>>>>>
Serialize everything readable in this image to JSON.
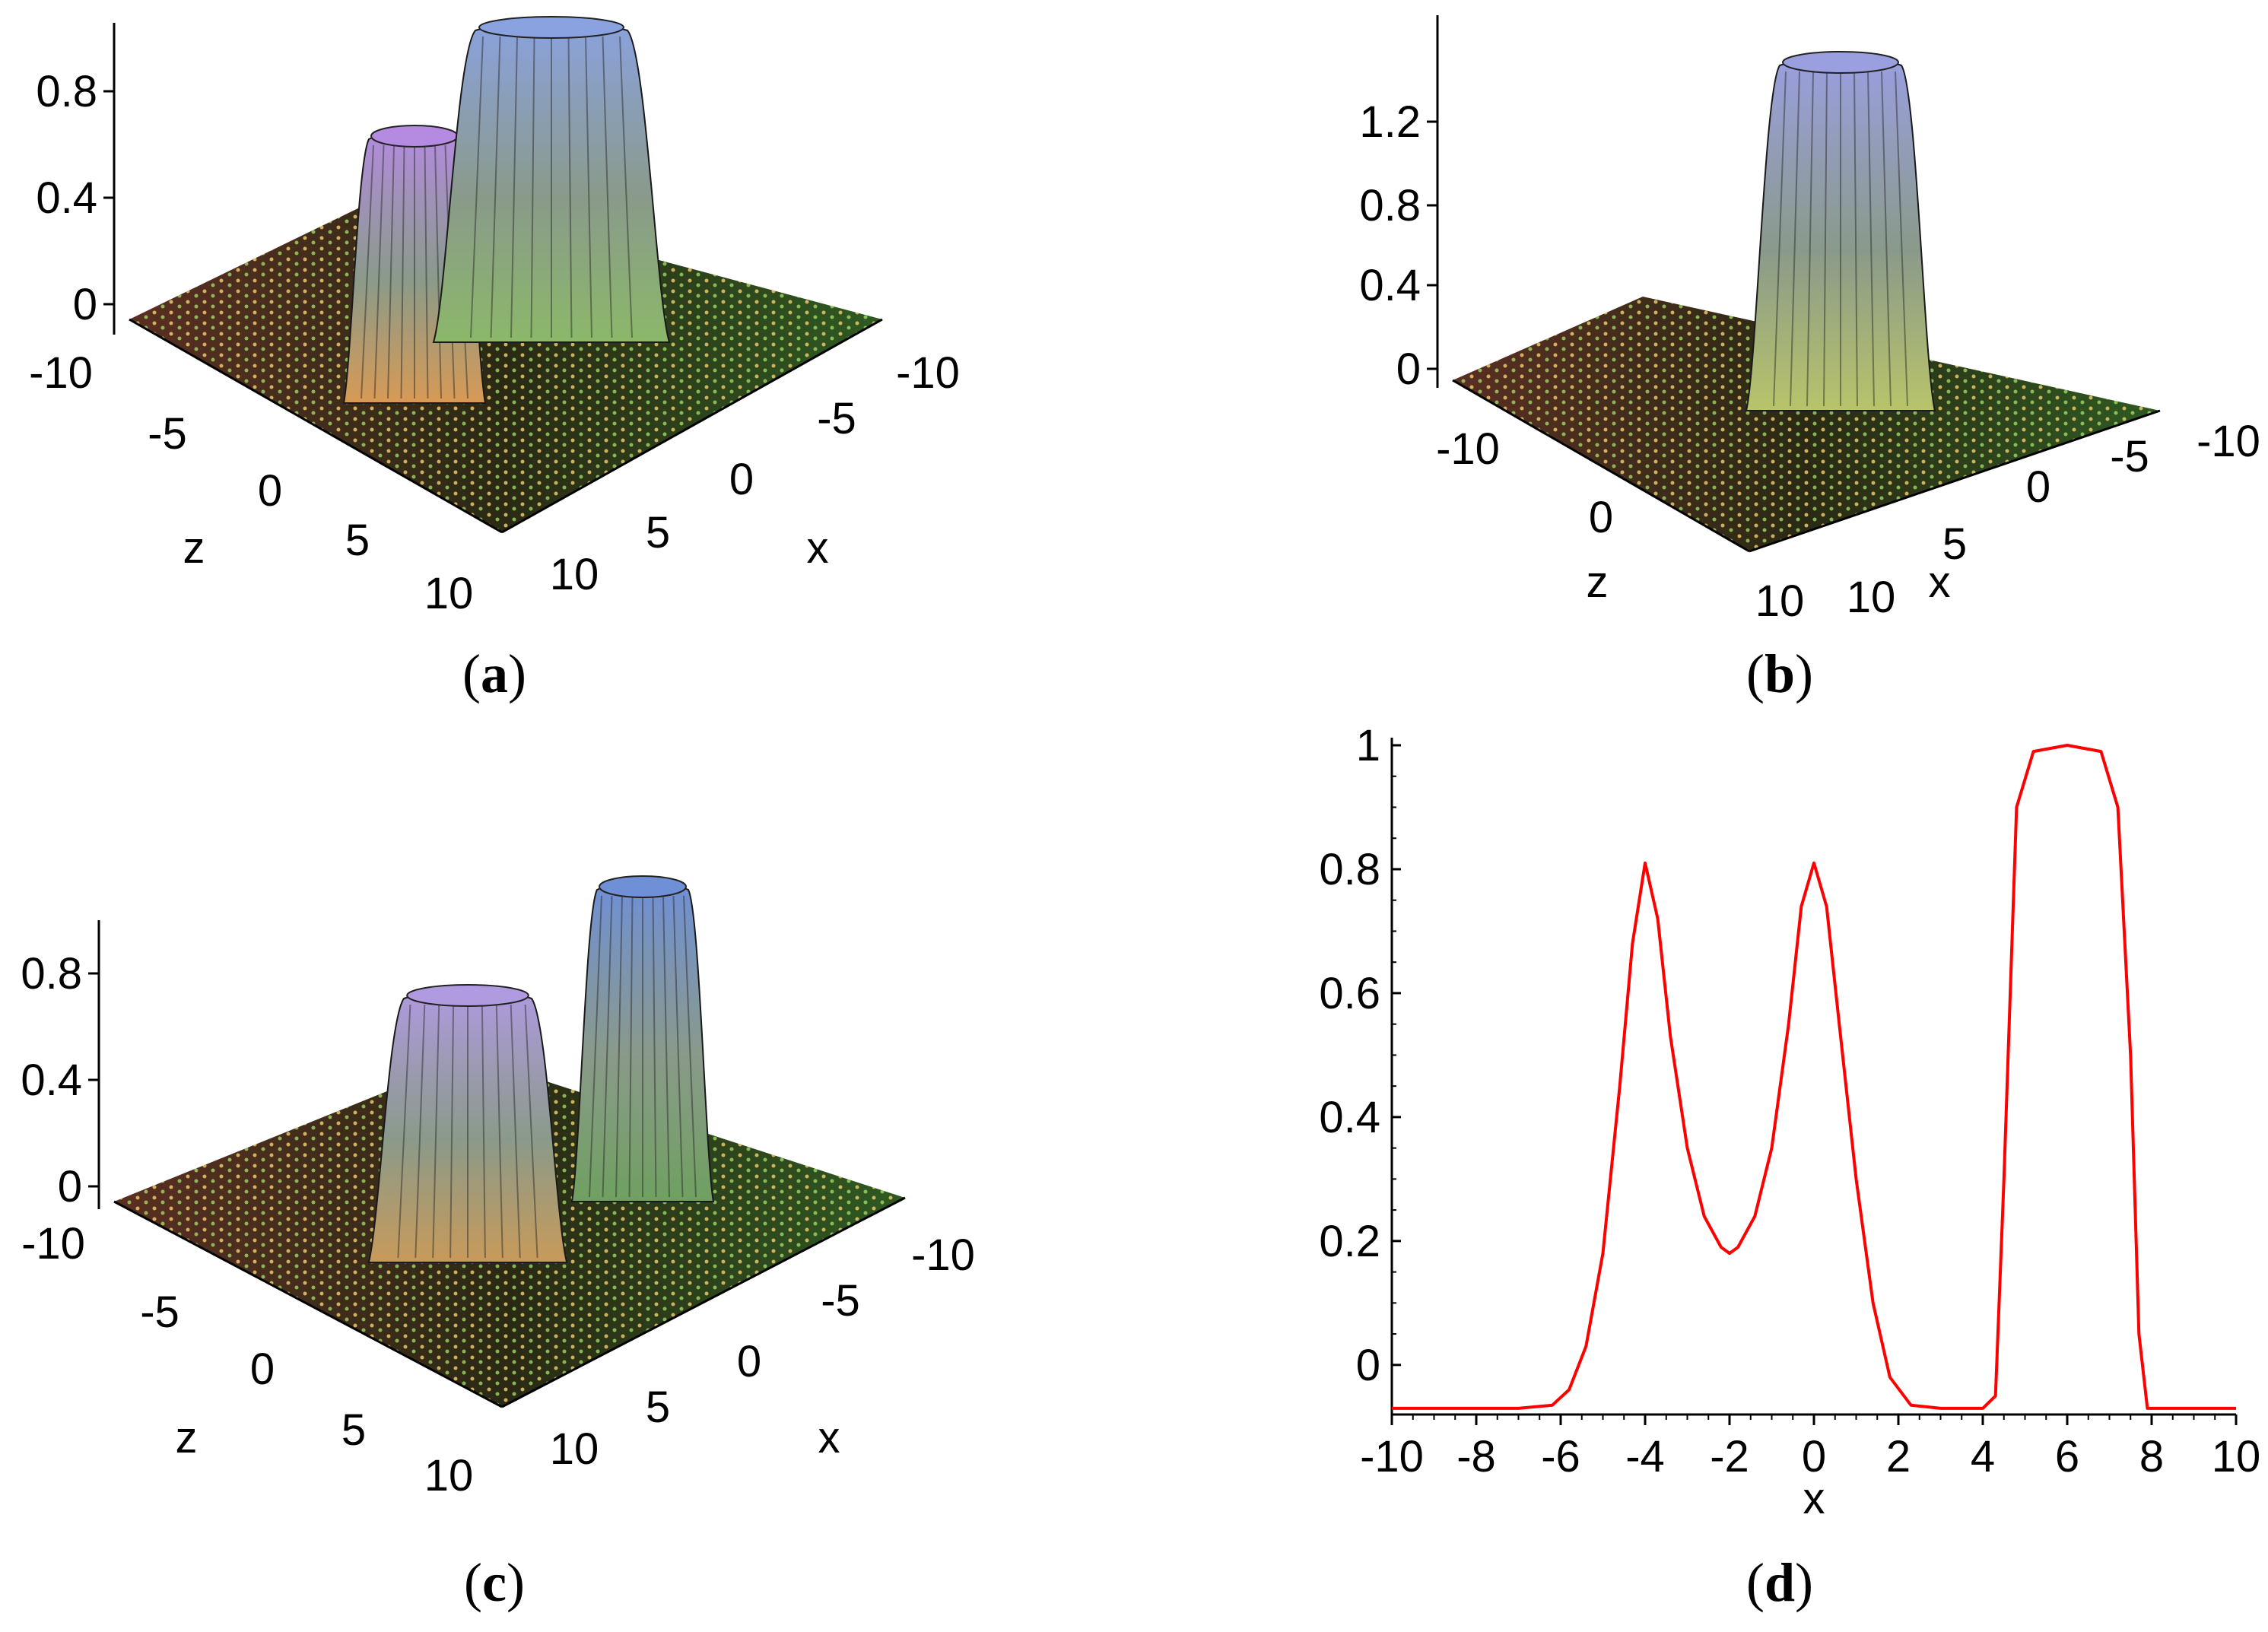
{
  "figure": {
    "panels": [
      {
        "id": "a",
        "caption_letter": "a",
        "type": "surface3d",
        "xlabel": "x",
        "zlabel": "z",
        "zticks": [
          "-10",
          "-5",
          "0",
          "5",
          "10"
        ],
        "xticks": [
          "10",
          "5",
          "0",
          "-5",
          "-10"
        ],
        "vticks": [
          "0",
          "0.4",
          "0.8"
        ],
        "peaks": [
          {
            "name": "narrow-hump",
            "height": 0.85,
            "color": "#b48be0"
          },
          {
            "name": "wide-hump",
            "height": 1.0,
            "color": "#8aa2df"
          }
        ]
      },
      {
        "id": "b",
        "caption_letter": "b",
        "type": "surface3d",
        "xlabel": "x",
        "zlabel": "z",
        "zticks": [
          "-10",
          "0",
          "10"
        ],
        "xticks": [
          "10",
          "5",
          "0",
          "-5",
          "-10"
        ],
        "vticks": [
          "0",
          "0.4",
          "0.8",
          "1.2"
        ],
        "peaks": [
          {
            "name": "single-hump",
            "height": 1.45,
            "color": "#9a9fe0"
          }
        ]
      },
      {
        "id": "c",
        "caption_letter": "c",
        "type": "surface3d",
        "xlabel": "x",
        "zlabel": "z",
        "zticks": [
          "-10",
          "-5",
          "0",
          "5",
          "10"
        ],
        "xticks": [
          "10",
          "5",
          "0",
          "-5",
          "-10"
        ],
        "vticks": [
          "0",
          "0.4",
          "0.8"
        ],
        "peaks": [
          {
            "name": "wide-hump",
            "height": 0.85,
            "color": "#b09ae0"
          },
          {
            "name": "narrow-hump",
            "height": 1.0,
            "color": "#6f8fd6"
          }
        ]
      }
    ]
  },
  "chart_data": {
    "type": "line",
    "caption_letter": "d",
    "title": "",
    "xlabel": "x",
    "ylabel": "",
    "xlim": [
      -10,
      10
    ],
    "ylim": [
      -0.08,
      1.0
    ],
    "xticks": [
      -10,
      -8,
      -6,
      -4,
      -2,
      0,
      2,
      4,
      6,
      8,
      10
    ],
    "yticks": [
      0,
      0.2,
      0.4,
      0.6,
      0.8,
      1
    ],
    "series": [
      {
        "name": "profile",
        "color": "#ff0000",
        "x": [
          -10,
          -7,
          -6.2,
          -5.8,
          -5.4,
          -5.0,
          -4.6,
          -4.3,
          -4.0,
          -3.7,
          -3.4,
          -3.0,
          -2.6,
          -2.2,
          -2.0,
          -1.8,
          -1.4,
          -1.0,
          -0.6,
          -0.3,
          0.0,
          0.3,
          0.6,
          1.0,
          1.4,
          1.8,
          2.3,
          3.0,
          4.0,
          4.3,
          4.5,
          4.8,
          5.2,
          6.0,
          6.8,
          7.2,
          7.5,
          7.7,
          7.9,
          8.5,
          10
        ],
        "y": [
          -0.07,
          -0.07,
          -0.065,
          -0.04,
          0.03,
          0.18,
          0.45,
          0.68,
          0.81,
          0.72,
          0.53,
          0.35,
          0.24,
          0.19,
          0.18,
          0.19,
          0.24,
          0.35,
          0.55,
          0.74,
          0.81,
          0.74,
          0.55,
          0.3,
          0.1,
          -0.02,
          -0.065,
          -0.07,
          -0.07,
          -0.05,
          0.3,
          0.9,
          0.99,
          1.0,
          0.99,
          0.9,
          0.5,
          0.05,
          -0.07,
          -0.07,
          -0.07
        ]
      }
    ]
  }
}
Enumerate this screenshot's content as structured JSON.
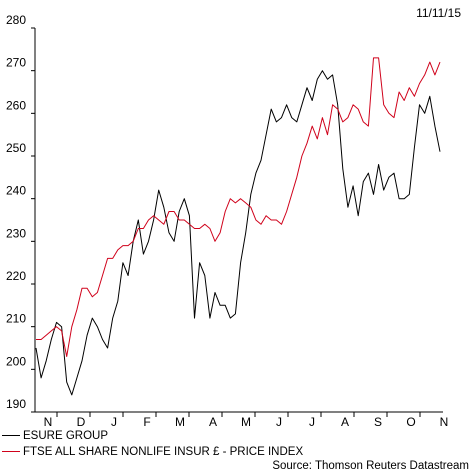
{
  "date_label": "11/11/15",
  "source": "Source: Thomson Reuters Datastream",
  "chart_data": {
    "type": "line",
    "title": "",
    "xlabel": "",
    "ylabel": "",
    "ylim": [
      190,
      280
    ],
    "y_ticks": [
      190,
      200,
      210,
      220,
      230,
      240,
      250,
      260,
      270,
      280
    ],
    "x_ticks": [
      "N",
      "D",
      "J",
      "F",
      "M",
      "A",
      "M",
      "J",
      "J",
      "A",
      "S",
      "O",
      "N"
    ],
    "grid": false,
    "legend_position": "bottom",
    "series": [
      {
        "name": "ESURE GROUP",
        "color": "#000000",
        "values": [
          205,
          198,
          202,
          207,
          211,
          210,
          197,
          194,
          198,
          202,
          208,
          212,
          210,
          207,
          205,
          212,
          216,
          225,
          222,
          230,
          235,
          227,
          230,
          235,
          242,
          238,
          232,
          230,
          237,
          240,
          236,
          212,
          225,
          222,
          212,
          218,
          215,
          215,
          212,
          213,
          225,
          232,
          241,
          246,
          249,
          255,
          261,
          258,
          259,
          262,
          259,
          258,
          262,
          266,
          263,
          268,
          270,
          268,
          269,
          262,
          247,
          238,
          243,
          236,
          244,
          246,
          241,
          248,
          242,
          245,
          246,
          240,
          240,
          241,
          252,
          262,
          260,
          264,
          257,
          251
        ]
      },
      {
        "name": "FTSE ALL SHARE NONLIFE INSUR £ - PRICE INDEX",
        "color": "#d0021b",
        "values": [
          207,
          207,
          208,
          209,
          210,
          209,
          203,
          210,
          214,
          219,
          219,
          217,
          218,
          222,
          226,
          226,
          228,
          229,
          229,
          230,
          233,
          233,
          235,
          236,
          235,
          234,
          237,
          237,
          235,
          235,
          234,
          233,
          233,
          234,
          233,
          230,
          232,
          237,
          240,
          239,
          240,
          239,
          238,
          235,
          234,
          236,
          235,
          235,
          234,
          237,
          241,
          245,
          250,
          253,
          257,
          254,
          259,
          255,
          262,
          261,
          258,
          259,
          262,
          261,
          258,
          257,
          273,
          273,
          262,
          260,
          259,
          265,
          263,
          266,
          264,
          267,
          269,
          272,
          269,
          272
        ]
      }
    ]
  }
}
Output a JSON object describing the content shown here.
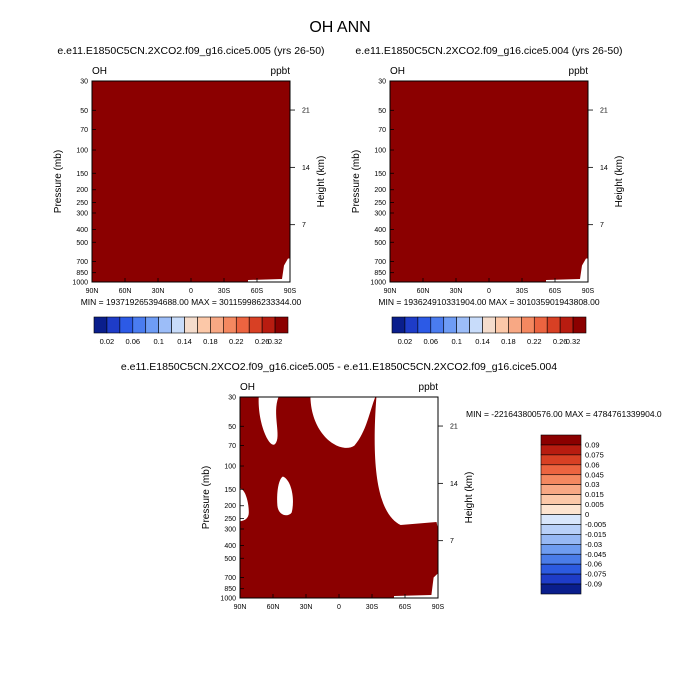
{
  "title": "OH ANN",
  "chart_data": [
    {
      "type": "heatmap",
      "title": "e.e11.E1850C5CN.2XCO2.f09_g16.cice5.005 (yrs 26-50)",
      "corner_left": "OH",
      "corner_right": "ppbt",
      "ylabel": "Pressure (mb)",
      "ylabel_right": "Height (km)",
      "x_ticks": [
        "90N",
        "60N",
        "30N",
        "0",
        "30S",
        "60S",
        "90S"
      ],
      "y_ticks": [
        "30",
        "50",
        "70",
        "100",
        "150",
        "200",
        "250",
        "300",
        "400",
        "500",
        "700",
        "850",
        "1000"
      ],
      "height_ticks": [
        "21",
        "14",
        "7"
      ],
      "stats": "MIN = 193719265394688.00   MAX = 301159986233344.00",
      "fill_color": "#8b0000"
    },
    {
      "type": "heatmap",
      "title": "e.e11.E1850C5CN.2XCO2.f09_g16.cice5.004 (yrs 26-50)",
      "corner_left": "OH",
      "corner_right": "ppbt",
      "ylabel": "Pressure (mb)",
      "ylabel_right": "Height (km)",
      "x_ticks": [
        "90N",
        "60N",
        "30N",
        "0",
        "30S",
        "60S",
        "90S"
      ],
      "y_ticks": [
        "30",
        "50",
        "70",
        "100",
        "150",
        "200",
        "250",
        "300",
        "400",
        "500",
        "700",
        "850",
        "1000"
      ],
      "height_ticks": [
        "21",
        "14",
        "7"
      ],
      "stats": "MIN = 193624910331904.00   MAX = 301035901943808.00",
      "fill_color": "#8b0000"
    },
    {
      "type": "heatmap",
      "title": "e.e11.E1850C5CN.2XCO2.f09_g16.cice5.005 - e.e11.E1850C5CN.2XCO2.f09_g16.cice5.004",
      "corner_left": "OH",
      "corner_right": "ppbt",
      "ylabel": "Pressure (mb)",
      "ylabel_right": "Height (km)",
      "x_ticks": [
        "90N",
        "60N",
        "30N",
        "0",
        "30S",
        "60S",
        "90S"
      ],
      "y_ticks": [
        "30",
        "50",
        "70",
        "100",
        "150",
        "200",
        "250",
        "300",
        "400",
        "500",
        "700",
        "850",
        "1000"
      ],
      "height_ticks": [
        "21",
        "14",
        "7"
      ],
      "stats": "MIN = -221643800576.00   MAX = 4784761339904.0",
      "fill_color": "#8b0000"
    }
  ],
  "colorbar_top": {
    "labels": [
      "0.02",
      "0.06",
      "0.1",
      "0.14",
      "0.18",
      "0.22",
      "0.26",
      "0.32"
    ],
    "colors": [
      "#0a1e8c",
      "#1e3cc8",
      "#2c5ae6",
      "#4a7cf0",
      "#6e9cf5",
      "#9cbdf8",
      "#c8dcfa",
      "#f4dccc",
      "#fcc8a8",
      "#f8a884",
      "#f48860",
      "#ec6440",
      "#d84024",
      "#b81c10",
      "#8b0000"
    ]
  },
  "colorbar_diff": {
    "labels": [
      "0.09",
      "0.075",
      "0.06",
      "0.045",
      "0.03",
      "0.015",
      "0.005",
      "0",
      "-0.005",
      "-0.015",
      "-0.03",
      "-0.045",
      "-0.06",
      "-0.075",
      "-0.09"
    ],
    "colors": [
      "#8b0000",
      "#b81c10",
      "#d84024",
      "#ec6440",
      "#f48860",
      "#f8a884",
      "#fcc8a8",
      "#fde4d0",
      "#d8e6fb",
      "#b8d0f8",
      "#96b8f4",
      "#6e9cf0",
      "#4a7ce8",
      "#2c5ae0",
      "#1e3cc8",
      "#0a1e8c"
    ]
  }
}
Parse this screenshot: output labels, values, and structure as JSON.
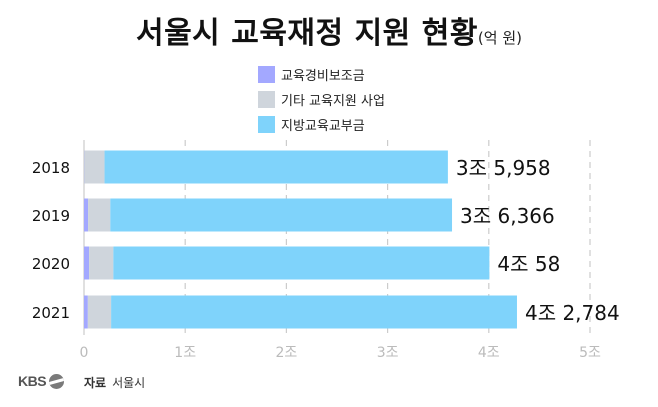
{
  "title": "서울시 교육재정 지원 현황",
  "unit": "(억 원)",
  "colors": {
    "series_a": "#a3a8ff",
    "series_b": "#cfd5dc",
    "series_c": "#7fd3fb",
    "grid": "#cccccc",
    "tick": "#bbbbbb"
  },
  "chart_data": {
    "type": "bar",
    "orientation": "horizontal",
    "stacked": true,
    "categories": [
      "2018",
      "2019",
      "2020",
      "2021"
    ],
    "series": [
      {
        "name": "교육경비보조금",
        "values": [
          30,
          400,
          500,
          380
        ]
      },
      {
        "name": "기타 교육지원 사업",
        "values": [
          2000,
          2200,
          2400,
          2300
        ]
      },
      {
        "name": "지방교육교부금",
        "values": [
          33928,
          33766,
          37158,
          40104
        ]
      }
    ],
    "total_labels": [
      "3조 5,958",
      "3조 6,366",
      "4조 58",
      "4조 2,784"
    ],
    "xticks": [
      0,
      10000,
      20000,
      30000,
      40000,
      50000
    ],
    "xtick_labels": [
      "0",
      "1조",
      "2조",
      "3조",
      "4조",
      "5조"
    ],
    "xlim": [
      0,
      50000
    ],
    "grid": true,
    "legend_position": "top"
  },
  "footer": {
    "logo": "KBS",
    "source_label": "자료",
    "source_value": "서울시"
  }
}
<<<<<
Exercise instructions. Where does the word "title" appear? Return each line that holds it.

Output below.
    "title": "",
    "title": "",
  "title": "OH ANN",
      "title": "e.e11.E1850C5CN.2XCO2.f09_g16.cice5.005 (yrs 26-50)",
      "title": "e.e11.E1850C5CN.2XCO2.f09_g16.cice5.004 (yrs 26-50)",
      "title": "e.e11.E1850C5CN.2XCO2.f09_g16.cice5.005 - e.e11.E1850C5CN.2XCO2.f09_g16.cice5.004",
  "title": "서울시 교육재정 지원 현황",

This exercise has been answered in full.